(What is asked):
How many lines hold the string "SrBr₂"? Reply with the number alone.

(Data):
================================

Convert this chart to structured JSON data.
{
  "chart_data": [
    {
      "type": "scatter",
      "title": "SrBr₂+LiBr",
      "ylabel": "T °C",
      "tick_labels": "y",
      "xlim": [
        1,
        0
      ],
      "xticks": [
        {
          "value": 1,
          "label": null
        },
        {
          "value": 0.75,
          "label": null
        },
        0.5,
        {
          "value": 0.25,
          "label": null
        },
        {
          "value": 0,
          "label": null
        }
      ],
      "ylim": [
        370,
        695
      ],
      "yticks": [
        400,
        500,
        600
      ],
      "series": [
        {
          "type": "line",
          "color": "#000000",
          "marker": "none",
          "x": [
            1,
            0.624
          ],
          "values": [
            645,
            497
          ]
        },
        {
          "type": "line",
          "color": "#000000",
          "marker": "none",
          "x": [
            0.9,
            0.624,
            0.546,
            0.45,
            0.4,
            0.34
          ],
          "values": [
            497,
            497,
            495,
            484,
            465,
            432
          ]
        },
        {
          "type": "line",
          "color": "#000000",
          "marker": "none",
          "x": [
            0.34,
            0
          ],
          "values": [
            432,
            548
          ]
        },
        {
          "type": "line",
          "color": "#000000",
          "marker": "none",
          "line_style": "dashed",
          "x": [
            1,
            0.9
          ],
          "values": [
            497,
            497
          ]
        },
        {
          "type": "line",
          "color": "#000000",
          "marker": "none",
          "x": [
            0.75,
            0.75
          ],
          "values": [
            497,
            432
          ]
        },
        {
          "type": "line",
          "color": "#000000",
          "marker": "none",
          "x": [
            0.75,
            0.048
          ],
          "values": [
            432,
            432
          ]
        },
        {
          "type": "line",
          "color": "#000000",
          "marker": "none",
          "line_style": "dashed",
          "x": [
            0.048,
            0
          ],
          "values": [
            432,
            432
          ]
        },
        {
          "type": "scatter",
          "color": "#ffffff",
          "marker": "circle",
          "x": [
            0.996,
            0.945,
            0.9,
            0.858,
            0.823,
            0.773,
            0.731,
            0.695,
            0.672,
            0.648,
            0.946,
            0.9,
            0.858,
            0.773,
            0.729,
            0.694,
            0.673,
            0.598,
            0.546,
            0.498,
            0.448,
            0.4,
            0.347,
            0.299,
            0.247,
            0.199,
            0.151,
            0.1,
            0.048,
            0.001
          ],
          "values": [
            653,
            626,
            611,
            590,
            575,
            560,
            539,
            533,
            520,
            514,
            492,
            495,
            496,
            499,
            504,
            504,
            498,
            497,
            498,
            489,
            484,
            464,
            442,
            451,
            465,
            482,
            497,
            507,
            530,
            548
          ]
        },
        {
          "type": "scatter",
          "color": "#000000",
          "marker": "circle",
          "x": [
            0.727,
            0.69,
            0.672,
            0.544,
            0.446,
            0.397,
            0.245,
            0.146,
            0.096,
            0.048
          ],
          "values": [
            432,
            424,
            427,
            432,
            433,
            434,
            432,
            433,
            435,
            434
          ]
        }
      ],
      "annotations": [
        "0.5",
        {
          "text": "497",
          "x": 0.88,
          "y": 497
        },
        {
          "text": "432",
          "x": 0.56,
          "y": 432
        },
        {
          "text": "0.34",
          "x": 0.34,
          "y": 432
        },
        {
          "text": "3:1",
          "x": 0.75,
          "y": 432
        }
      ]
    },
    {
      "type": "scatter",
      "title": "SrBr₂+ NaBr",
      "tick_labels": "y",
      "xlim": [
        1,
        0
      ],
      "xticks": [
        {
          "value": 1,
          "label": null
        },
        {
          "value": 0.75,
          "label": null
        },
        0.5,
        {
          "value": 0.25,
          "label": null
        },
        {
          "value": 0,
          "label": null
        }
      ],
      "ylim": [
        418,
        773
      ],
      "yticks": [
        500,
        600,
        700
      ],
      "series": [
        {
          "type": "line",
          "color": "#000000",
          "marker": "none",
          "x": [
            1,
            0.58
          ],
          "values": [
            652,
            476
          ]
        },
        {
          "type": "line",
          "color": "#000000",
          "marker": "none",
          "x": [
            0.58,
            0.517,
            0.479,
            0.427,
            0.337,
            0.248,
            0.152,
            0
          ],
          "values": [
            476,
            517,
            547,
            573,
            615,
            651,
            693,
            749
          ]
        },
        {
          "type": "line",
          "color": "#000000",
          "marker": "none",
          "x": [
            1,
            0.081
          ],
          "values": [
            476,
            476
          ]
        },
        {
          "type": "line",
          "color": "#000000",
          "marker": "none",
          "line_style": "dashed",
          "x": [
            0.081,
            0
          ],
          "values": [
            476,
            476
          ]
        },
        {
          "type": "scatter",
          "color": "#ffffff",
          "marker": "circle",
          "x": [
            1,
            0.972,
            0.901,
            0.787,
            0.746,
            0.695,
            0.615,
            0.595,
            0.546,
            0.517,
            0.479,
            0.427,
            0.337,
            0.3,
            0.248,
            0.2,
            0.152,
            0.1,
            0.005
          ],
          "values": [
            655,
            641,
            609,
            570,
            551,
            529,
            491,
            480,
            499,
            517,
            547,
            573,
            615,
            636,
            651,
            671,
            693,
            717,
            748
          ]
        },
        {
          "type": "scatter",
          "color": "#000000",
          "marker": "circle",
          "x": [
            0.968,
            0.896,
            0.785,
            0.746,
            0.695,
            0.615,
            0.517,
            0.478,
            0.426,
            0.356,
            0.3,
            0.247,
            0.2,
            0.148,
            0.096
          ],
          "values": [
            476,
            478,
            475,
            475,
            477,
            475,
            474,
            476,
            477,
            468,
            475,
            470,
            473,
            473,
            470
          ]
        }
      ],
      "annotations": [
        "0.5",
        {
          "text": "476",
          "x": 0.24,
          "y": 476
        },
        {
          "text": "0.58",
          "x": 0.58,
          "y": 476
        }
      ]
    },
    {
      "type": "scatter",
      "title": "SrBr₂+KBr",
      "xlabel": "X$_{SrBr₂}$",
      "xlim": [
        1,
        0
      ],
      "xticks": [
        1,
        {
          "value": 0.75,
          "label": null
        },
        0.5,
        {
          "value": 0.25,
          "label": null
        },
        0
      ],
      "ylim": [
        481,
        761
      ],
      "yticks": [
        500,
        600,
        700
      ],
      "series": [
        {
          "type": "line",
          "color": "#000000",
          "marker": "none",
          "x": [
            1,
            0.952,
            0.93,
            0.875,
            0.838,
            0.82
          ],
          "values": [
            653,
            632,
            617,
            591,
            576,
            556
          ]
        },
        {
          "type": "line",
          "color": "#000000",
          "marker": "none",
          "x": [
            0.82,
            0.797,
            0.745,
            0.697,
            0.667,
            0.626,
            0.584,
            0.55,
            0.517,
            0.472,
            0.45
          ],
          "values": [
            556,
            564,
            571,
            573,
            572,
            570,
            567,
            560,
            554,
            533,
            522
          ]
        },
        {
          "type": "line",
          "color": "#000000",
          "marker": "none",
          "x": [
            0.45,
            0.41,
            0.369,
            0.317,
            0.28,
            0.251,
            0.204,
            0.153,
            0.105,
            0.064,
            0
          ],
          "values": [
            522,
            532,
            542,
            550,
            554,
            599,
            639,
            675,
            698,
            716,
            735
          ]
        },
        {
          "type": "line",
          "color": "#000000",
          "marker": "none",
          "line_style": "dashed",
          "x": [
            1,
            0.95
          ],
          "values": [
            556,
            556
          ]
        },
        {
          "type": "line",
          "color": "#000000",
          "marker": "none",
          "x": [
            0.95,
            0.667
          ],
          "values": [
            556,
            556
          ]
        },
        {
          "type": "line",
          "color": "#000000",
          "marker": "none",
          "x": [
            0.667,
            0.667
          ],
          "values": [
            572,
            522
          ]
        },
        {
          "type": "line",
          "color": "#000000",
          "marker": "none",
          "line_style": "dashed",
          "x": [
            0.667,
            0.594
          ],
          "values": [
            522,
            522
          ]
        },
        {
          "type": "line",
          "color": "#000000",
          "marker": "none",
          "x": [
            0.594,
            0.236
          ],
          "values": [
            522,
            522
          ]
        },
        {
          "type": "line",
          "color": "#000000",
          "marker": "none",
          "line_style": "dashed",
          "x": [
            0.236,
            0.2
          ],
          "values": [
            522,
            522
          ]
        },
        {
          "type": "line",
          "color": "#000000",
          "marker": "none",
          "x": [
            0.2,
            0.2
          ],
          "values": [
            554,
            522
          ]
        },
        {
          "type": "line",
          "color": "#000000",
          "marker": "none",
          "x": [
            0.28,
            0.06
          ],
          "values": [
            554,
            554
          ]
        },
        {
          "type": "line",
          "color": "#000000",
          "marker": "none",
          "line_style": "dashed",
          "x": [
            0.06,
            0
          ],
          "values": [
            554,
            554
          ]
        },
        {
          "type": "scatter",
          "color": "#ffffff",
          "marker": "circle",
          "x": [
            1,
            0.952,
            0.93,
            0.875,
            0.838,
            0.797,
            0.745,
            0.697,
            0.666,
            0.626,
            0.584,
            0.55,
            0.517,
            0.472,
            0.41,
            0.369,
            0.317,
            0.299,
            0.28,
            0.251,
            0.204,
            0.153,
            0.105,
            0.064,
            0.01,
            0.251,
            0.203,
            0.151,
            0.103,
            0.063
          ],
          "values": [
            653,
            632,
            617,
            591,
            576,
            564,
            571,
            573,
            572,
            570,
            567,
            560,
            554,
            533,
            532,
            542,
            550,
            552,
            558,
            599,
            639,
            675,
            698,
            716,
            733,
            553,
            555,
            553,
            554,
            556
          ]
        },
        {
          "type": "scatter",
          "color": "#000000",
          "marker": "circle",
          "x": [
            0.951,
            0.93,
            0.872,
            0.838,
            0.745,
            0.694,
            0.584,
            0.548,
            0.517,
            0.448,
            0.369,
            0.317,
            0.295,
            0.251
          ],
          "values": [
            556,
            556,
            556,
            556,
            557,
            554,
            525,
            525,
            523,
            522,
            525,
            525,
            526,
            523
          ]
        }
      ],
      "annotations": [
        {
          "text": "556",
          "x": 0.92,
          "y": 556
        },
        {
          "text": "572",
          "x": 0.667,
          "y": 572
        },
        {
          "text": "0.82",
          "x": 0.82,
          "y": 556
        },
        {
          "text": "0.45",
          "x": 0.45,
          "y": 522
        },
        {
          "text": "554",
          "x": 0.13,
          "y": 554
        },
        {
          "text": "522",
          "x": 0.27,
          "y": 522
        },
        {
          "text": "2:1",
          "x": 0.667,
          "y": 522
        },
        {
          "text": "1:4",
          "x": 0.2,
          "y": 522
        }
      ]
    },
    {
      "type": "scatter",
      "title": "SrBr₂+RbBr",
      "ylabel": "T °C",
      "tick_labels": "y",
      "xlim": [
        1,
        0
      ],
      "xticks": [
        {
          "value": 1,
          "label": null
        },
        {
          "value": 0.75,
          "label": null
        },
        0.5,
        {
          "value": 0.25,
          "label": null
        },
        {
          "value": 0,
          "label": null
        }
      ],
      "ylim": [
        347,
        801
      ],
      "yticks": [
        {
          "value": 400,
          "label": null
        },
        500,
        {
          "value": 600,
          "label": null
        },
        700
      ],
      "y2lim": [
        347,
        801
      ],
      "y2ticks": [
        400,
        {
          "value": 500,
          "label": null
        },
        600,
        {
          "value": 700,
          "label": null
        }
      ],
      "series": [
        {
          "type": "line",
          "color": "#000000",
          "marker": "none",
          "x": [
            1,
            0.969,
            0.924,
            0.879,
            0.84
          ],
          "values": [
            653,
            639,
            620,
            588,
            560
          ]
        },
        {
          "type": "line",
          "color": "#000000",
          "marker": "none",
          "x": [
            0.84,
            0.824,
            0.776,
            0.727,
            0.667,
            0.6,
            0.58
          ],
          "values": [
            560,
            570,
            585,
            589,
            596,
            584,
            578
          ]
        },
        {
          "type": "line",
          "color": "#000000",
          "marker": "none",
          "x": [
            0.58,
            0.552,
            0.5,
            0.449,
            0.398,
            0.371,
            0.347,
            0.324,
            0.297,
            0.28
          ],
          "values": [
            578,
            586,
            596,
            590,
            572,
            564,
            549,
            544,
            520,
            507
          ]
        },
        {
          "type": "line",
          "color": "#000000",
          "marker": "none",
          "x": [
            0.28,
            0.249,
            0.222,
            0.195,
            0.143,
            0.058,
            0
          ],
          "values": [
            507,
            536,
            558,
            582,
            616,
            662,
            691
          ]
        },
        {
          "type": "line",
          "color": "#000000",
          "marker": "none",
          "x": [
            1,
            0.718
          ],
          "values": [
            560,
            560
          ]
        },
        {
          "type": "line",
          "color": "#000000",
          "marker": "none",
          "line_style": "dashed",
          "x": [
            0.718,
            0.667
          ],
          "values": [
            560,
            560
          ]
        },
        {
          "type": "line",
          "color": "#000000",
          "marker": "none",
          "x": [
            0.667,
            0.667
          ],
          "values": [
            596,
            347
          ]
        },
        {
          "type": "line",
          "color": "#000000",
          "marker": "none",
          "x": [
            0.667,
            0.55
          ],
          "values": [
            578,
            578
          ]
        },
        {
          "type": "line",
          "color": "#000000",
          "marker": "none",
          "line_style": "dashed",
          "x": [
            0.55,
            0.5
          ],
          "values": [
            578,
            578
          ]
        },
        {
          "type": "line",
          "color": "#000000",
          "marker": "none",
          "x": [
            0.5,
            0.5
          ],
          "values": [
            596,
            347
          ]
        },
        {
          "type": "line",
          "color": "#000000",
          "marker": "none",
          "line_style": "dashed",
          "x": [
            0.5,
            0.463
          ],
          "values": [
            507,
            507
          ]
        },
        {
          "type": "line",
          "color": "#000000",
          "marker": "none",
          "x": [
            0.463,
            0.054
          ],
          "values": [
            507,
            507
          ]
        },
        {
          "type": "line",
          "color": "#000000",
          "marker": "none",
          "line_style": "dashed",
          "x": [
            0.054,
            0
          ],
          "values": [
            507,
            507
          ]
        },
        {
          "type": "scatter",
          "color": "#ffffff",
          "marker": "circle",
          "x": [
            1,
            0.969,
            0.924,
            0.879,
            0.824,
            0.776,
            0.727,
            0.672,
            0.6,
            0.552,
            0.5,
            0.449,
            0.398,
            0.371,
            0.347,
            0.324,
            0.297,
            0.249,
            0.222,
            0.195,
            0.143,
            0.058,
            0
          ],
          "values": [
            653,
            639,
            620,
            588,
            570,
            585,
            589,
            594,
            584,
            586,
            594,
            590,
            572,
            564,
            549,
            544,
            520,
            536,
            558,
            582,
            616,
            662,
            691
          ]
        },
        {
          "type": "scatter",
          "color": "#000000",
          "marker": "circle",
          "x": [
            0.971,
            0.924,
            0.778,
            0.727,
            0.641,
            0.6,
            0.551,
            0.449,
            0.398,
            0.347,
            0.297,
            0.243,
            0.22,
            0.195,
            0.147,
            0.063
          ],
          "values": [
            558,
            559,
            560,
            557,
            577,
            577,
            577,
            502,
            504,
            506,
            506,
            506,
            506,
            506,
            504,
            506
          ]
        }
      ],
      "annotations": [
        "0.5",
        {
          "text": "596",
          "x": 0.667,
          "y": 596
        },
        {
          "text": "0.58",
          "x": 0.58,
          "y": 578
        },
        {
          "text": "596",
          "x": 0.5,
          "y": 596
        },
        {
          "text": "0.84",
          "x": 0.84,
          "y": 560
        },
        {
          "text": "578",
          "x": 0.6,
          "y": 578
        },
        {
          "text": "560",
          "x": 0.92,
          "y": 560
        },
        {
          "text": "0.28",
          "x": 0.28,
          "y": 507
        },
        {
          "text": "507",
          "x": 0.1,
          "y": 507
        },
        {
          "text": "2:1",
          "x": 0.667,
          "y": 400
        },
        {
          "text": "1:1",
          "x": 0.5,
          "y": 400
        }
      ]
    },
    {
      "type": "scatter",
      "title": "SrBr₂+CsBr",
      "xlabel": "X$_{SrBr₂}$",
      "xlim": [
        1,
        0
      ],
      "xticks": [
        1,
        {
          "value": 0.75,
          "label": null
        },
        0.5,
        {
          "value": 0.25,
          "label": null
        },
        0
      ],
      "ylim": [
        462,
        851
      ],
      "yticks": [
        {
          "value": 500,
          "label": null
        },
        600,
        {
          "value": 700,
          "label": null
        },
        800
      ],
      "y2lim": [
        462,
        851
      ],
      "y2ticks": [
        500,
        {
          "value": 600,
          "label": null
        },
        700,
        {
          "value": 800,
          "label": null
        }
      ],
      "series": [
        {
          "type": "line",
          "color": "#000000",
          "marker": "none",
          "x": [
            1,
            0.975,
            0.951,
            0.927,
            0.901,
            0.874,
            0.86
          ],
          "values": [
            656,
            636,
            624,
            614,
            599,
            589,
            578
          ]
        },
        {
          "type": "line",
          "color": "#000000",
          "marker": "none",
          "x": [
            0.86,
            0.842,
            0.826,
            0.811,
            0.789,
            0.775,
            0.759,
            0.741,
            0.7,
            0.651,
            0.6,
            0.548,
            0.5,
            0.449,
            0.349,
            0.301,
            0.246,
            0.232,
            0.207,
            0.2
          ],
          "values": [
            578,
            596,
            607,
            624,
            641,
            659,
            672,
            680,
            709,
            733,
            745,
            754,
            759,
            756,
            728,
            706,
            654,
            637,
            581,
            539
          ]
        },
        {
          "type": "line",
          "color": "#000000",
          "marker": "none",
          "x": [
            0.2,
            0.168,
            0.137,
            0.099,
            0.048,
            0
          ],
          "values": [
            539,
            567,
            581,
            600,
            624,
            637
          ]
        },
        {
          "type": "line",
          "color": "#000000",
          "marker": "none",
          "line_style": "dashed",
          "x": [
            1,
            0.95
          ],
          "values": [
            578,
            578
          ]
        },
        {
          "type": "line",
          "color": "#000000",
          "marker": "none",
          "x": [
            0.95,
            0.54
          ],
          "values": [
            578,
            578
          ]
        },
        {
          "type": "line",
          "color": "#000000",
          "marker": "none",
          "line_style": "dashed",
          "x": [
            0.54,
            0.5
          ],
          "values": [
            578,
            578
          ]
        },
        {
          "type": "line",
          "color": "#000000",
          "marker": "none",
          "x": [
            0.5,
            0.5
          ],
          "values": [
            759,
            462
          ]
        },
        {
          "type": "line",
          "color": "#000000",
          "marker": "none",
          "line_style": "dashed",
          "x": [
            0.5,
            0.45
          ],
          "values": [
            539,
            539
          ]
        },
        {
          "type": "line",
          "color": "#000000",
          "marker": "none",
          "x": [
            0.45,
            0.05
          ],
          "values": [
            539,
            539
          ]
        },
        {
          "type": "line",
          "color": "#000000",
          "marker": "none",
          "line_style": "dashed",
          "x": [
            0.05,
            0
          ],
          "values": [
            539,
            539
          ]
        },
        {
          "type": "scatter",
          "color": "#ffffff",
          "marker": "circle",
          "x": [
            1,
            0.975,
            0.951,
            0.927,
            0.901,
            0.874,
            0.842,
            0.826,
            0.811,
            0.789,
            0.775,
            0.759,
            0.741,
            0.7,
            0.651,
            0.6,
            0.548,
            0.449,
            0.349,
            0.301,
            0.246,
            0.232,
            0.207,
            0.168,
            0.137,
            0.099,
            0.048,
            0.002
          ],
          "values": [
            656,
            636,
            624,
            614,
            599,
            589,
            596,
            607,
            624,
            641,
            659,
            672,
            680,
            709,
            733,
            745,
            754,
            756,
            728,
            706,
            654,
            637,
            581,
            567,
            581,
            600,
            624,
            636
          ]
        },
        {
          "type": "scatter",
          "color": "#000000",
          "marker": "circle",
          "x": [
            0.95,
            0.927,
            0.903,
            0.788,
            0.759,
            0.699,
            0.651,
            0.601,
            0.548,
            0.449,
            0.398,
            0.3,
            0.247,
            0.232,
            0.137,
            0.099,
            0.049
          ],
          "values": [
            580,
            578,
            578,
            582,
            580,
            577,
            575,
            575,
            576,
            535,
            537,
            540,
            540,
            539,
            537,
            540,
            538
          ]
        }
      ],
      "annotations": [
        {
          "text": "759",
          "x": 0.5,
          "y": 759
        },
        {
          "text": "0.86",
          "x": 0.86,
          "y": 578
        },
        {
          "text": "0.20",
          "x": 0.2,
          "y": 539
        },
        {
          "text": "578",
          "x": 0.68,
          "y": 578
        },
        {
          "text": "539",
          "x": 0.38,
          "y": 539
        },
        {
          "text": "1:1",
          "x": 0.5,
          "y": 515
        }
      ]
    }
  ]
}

================================

(Task solution):
7